### STATED PROBLEM
Transcribe the records below exactly.

### RECORDED DATA
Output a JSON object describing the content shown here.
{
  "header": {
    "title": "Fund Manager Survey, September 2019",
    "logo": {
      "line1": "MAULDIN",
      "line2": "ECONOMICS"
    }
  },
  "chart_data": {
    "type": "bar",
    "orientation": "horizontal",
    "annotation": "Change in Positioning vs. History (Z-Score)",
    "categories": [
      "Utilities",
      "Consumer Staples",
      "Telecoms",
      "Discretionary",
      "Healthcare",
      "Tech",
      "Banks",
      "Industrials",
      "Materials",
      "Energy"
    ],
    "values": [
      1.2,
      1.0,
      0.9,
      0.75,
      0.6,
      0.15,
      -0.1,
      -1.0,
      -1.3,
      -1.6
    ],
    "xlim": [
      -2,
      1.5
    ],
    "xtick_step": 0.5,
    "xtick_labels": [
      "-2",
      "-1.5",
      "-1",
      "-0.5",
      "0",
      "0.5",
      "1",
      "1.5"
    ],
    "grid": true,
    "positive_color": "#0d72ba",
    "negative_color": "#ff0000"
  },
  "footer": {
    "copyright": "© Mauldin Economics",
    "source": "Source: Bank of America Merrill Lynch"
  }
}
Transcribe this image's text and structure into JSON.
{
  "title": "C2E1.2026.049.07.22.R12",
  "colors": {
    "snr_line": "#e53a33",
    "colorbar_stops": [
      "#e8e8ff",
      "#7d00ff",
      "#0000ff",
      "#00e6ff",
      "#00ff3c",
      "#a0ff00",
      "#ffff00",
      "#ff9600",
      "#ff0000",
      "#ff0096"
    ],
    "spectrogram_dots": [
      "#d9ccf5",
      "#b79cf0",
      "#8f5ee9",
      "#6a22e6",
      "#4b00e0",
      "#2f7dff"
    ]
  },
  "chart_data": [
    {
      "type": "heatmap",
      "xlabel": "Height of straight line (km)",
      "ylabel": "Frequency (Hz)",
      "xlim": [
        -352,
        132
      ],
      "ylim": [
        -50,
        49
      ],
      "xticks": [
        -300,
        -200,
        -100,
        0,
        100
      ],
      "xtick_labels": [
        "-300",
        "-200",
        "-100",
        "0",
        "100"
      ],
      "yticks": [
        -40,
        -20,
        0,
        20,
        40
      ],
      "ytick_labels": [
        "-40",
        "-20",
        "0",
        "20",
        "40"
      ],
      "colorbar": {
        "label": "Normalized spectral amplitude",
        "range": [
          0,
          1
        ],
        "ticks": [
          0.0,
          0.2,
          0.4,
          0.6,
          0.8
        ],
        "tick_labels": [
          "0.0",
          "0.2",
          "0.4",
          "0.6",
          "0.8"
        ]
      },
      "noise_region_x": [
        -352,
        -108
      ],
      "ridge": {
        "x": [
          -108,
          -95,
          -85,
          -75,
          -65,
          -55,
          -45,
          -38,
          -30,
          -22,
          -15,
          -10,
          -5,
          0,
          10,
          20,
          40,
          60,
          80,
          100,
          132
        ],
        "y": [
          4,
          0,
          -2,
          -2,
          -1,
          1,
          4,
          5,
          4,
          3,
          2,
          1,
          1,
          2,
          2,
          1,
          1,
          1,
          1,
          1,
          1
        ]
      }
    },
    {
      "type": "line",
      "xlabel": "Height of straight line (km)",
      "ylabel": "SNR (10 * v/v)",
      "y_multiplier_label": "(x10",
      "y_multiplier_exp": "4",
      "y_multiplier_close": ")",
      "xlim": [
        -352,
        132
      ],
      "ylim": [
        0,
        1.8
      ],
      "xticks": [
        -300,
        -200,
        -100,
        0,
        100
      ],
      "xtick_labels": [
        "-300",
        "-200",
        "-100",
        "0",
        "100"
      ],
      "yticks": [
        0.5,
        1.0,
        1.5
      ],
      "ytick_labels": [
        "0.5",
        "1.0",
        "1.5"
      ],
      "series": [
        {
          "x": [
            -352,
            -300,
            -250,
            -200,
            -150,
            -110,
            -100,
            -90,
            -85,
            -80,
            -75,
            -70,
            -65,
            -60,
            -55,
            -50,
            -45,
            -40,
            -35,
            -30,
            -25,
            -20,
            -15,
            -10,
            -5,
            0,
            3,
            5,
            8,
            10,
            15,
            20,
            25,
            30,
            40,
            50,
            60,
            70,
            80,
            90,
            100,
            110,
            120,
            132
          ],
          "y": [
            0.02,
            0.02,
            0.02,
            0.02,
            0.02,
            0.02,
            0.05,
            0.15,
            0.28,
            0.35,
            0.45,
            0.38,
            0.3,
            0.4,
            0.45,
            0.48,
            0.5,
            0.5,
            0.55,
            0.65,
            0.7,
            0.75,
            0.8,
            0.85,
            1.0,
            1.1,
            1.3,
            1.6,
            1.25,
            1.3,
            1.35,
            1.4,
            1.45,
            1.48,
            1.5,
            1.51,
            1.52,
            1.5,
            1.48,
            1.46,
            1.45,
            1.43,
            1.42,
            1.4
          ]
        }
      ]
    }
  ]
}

### TASK ANSWER
Output a JSON object describing the content shown here.
{
  "header": {
    "title": "Fund Manager Survey, September 2019",
    "logo": {
      "line1": "MAULDIN",
      "line2": "ECONOMICS"
    }
  },
  "chart_data": {
    "type": "bar",
    "orientation": "horizontal",
    "annotation": "Change in Positioning vs. History (Z-Score)",
    "categories": [
      "Utilities",
      "Consumer Staples",
      "Telecoms",
      "Discretionary",
      "Healthcare",
      "Tech",
      "Banks",
      "Industrials",
      "Materials",
      "Energy"
    ],
    "values": [
      1.2,
      1.0,
      0.9,
      0.75,
      0.6,
      0.15,
      -0.1,
      -1.0,
      -1.3,
      -1.6
    ],
    "xlim": [
      -2,
      1.5
    ],
    "xtick_step": 0.5,
    "xtick_labels": [
      "-2",
      "-1.5",
      "-1",
      "-0.5",
      "0",
      "0.5",
      "1",
      "1.5"
    ],
    "grid": true,
    "positive_color": "#0d72ba",
    "negative_color": "#ff0000"
  },
  "footer": {
    "copyright": "© Mauldin Economics",
    "source": "Source: Bank of America Merrill Lynch"
  }
}
Transcribe this image's text and structure into JSON.
{
  "title": "C2E1.2026.049.07.22.R12",
  "colors": {
    "snr_line": "#e53a33",
    "colorbar_stops": [
      "#e8e8ff",
      "#7d00ff",
      "#0000ff",
      "#00e6ff",
      "#00ff3c",
      "#a0ff00",
      "#ffff00",
      "#ff9600",
      "#ff0000",
      "#ff0096"
    ],
    "spectrogram_dots": [
      "#d9ccf5",
      "#b79cf0",
      "#8f5ee9",
      "#6a22e6",
      "#4b00e0",
      "#2f7dff"
    ]
  },
  "chart_data": [
    {
      "type": "heatmap",
      "xlabel": "Height of straight line (km)",
      "ylabel": "Frequency (Hz)",
      "xlim": [
        -352,
        132
      ],
      "ylim": [
        -50,
        49
      ],
      "xticks": [
        -300,
        -200,
        -100,
        0,
        100
      ],
      "xtick_labels": [
        "-300",
        "-200",
        "-100",
        "0",
        "100"
      ],
      "yticks": [
        -40,
        -20,
        0,
        20,
        40
      ],
      "ytick_labels": [
        "-40",
        "-20",
        "0",
        "20",
        "40"
      ],
      "colorbar": {
        "label": "Normalized spectral amplitude",
        "range": [
          0,
          1
        ],
        "ticks": [
          0.0,
          0.2,
          0.4,
          0.6,
          0.8
        ],
        "tick_labels": [
          "0.0",
          "0.2",
          "0.4",
          "0.6",
          "0.8"
        ]
      },
      "noise_region_x": [
        -352,
        -108
      ],
      "ridge": {
        "x": [
          -108,
          -95,
          -85,
          -75,
          -65,
          -55,
          -45,
          -38,
          -30,
          -22,
          -15,
          -10,
          -5,
          0,
          10,
          20,
          40,
          60,
          80,
          100,
          132
        ],
        "y": [
          4,
          0,
          -2,
          -2,
          -1,
          1,
          4,
          5,
          4,
          3,
          2,
          1,
          1,
          2,
          2,
          1,
          1,
          1,
          1,
          1,
          1
        ]
      }
    },
    {
      "type": "line",
      "xlabel": "Height of straight line (km)",
      "ylabel": "SNR (10 * v/v)",
      "y_multiplier_label": "(x10",
      "y_multiplier_exp": "4",
      "y_multiplier_close": ")",
      "xlim": [
        -352,
        132
      ],
      "ylim": [
        0,
        1.8
      ],
      "xticks": [
        -300,
        -200,
        -100,
        0,
        100
      ],
      "xtick_labels": [
        "-300",
        "-200",
        "-100",
        "0",
        "100"
      ],
      "yticks": [
        0.5,
        1.0,
        1.5
      ],
      "ytick_labels": [
        "0.5",
        "1.0",
        "1.5"
      ],
      "series": [
        {
          "x": [
            -352,
            -300,
            -250,
            -200,
            -150,
            -110,
            -100,
            -90,
            -85,
            -80,
            -75,
            -70,
            -65,
            -60,
            -55,
            -50,
            -45,
            -40,
            -35,
            -30,
            -25,
            -20,
            -15,
            -10,
            -5,
            0,
            3,
            5,
            8,
            10,
            15,
            20,
            25,
            30,
            40,
            50,
            60,
            70,
            80,
            90,
            100,
            110,
            120,
            132
          ],
          "y": [
            0.02,
            0.02,
            0.02,
            0.02,
            0.02,
            0.02,
            0.05,
            0.15,
            0.28,
            0.35,
            0.45,
            0.38,
            0.3,
            0.4,
            0.45,
            0.48,
            0.5,
            0.5,
            0.55,
            0.65,
            0.7,
            0.75,
            0.8,
            0.85,
            1.0,
            1.1,
            1.3,
            1.6,
            1.25,
            1.3,
            1.35,
            1.4,
            1.45,
            1.48,
            1.5,
            1.51,
            1.52,
            1.5,
            1.48,
            1.46,
            1.45,
            1.43,
            1.42,
            1.4
          ]
        }
      ]
    }
  ]
}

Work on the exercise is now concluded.